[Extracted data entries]
• • • • •
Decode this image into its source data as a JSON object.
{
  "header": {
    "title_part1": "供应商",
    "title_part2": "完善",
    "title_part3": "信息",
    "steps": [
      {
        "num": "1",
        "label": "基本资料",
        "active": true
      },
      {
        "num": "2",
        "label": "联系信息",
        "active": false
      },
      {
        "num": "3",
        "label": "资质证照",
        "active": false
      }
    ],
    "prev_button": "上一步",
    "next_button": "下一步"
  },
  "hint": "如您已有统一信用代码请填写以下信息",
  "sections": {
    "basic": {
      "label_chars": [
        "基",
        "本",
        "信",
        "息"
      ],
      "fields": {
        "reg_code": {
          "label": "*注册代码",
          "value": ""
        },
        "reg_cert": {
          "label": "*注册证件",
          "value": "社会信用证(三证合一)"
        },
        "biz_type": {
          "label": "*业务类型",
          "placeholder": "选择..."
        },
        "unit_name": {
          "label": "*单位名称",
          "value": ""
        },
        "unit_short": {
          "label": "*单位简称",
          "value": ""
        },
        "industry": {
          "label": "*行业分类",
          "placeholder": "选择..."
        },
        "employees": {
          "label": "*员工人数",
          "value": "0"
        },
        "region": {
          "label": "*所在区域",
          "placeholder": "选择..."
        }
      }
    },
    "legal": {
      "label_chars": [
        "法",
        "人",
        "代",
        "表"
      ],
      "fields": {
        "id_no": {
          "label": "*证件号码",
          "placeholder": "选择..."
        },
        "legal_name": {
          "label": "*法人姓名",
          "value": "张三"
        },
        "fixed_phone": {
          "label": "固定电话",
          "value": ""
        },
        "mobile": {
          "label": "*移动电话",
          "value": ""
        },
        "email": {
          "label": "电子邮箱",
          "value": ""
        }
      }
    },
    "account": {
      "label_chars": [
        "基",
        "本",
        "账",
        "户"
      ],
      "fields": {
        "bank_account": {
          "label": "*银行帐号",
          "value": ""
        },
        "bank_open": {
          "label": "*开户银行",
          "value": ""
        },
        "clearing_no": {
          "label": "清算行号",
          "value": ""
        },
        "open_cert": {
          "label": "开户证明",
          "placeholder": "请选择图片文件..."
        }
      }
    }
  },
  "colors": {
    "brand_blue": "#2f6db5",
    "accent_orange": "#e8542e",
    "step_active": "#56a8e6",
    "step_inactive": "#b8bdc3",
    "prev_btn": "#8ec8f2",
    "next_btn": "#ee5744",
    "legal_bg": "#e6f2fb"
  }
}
• • • • •
Repeat all of the records above exactly as they appear.

Decode this image into its source data as a JSON object.
{
  "header": {
    "title_part1": "供应商",
    "title_part2": "完善",
    "title_part3": "信息",
    "steps": [
      {
        "num": "1",
        "label": "基本资料",
        "active": true
      },
      {
        "num": "2",
        "label": "联系信息",
        "active": false
      },
      {
        "num": "3",
        "label": "资质证照",
        "active": false
      }
    ],
    "prev_button": "上一步",
    "next_button": "下一步"
  },
  "hint": "如您已有统一信用代码请填写以下信息",
  "sections": {
    "basic": {
      "label_chars": [
        "基",
        "本",
        "信",
        "息"
      ],
      "fields": {
        "reg_code": {
          "label": "*注册代码",
          "value": ""
        },
        "reg_cert": {
          "label": "*注册证件",
          "value": "社会信用证(三证合一)"
        },
        "biz_type": {
          "label": "*业务类型",
          "placeholder": "选择..."
        },
        "unit_name": {
          "label": "*单位名称",
          "value": ""
        },
        "unit_short": {
          "label": "*单位简称",
          "value": ""
        },
        "industry": {
          "label": "*行业分类",
          "placeholder": "选择..."
        },
        "employees": {
          "label": "*员工人数",
          "value": "0"
        },
        "region": {
          "label": "*所在区域",
          "placeholder": "选择..."
        }
      }
    },
    "legal": {
      "label_chars": [
        "法",
        "人",
        "代",
        "表"
      ],
      "fields": {
        "id_no": {
          "label": "*证件号码",
          "placeholder": "选择..."
        },
        "legal_name": {
          "label": "*法人姓名",
          "value": "张三"
        },
        "fixed_phone": {
          "label": "固定电话",
          "value": ""
        },
        "mobile": {
          "label": "*移动电话",
          "value": ""
        },
        "email": {
          "label": "电子邮箱",
          "value": ""
        }
      }
    },
    "account": {
      "label_chars": [
        "基",
        "本",
        "账",
        "户"
      ],
      "fields": {
        "bank_account": {
          "label": "*银行帐号",
          "value": ""
        },
        "bank_open": {
          "label": "*开户银行",
          "value": ""
        },
        "clearing_no": {
          "label": "清算行号",
          "value": ""
        },
        "open_cert": {
          "label": "开户证明",
          "placeholder": "请选择图片文件..."
        }
      }
    }
  },
  "colors": {
    "brand_blue": "#2f6db5",
    "accent_orange": "#e8542e",
    "step_active": "#56a8e6",
    "step_inactive": "#b8bdc3",
    "prev_btn": "#8ec8f2",
    "next_btn": "#ee5744",
    "legal_bg": "#e6f2fb"
  }
}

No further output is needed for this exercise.